* begin Raw data *

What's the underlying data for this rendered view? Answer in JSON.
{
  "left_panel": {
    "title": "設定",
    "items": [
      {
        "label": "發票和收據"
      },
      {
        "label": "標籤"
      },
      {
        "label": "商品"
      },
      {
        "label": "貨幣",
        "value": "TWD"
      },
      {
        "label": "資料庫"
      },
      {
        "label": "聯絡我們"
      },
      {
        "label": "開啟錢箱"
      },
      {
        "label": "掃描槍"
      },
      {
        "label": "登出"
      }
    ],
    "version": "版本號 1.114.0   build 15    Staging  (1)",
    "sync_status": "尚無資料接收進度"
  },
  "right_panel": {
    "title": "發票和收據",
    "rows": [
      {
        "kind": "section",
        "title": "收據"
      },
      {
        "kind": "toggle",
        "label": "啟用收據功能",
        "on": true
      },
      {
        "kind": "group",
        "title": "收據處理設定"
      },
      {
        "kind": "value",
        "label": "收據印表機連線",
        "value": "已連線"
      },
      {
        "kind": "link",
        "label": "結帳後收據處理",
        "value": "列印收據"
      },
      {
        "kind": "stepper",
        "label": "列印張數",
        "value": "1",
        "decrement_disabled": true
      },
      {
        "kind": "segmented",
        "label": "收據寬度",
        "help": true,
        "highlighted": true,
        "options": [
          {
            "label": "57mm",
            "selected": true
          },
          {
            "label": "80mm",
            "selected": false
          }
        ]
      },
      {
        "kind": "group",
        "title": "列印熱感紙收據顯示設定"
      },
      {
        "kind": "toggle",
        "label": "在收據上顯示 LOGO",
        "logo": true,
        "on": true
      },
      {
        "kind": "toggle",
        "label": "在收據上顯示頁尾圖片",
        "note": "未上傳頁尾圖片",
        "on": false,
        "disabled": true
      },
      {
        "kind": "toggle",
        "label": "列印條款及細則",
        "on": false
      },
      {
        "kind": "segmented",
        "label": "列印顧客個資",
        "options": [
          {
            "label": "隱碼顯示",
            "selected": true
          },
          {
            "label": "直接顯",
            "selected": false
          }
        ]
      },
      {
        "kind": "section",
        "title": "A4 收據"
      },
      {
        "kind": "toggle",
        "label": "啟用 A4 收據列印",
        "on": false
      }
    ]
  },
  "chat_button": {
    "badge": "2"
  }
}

* end Raw data *

### [Set problem]
State only how many lines in the material include "title".

### [Output of the task]
6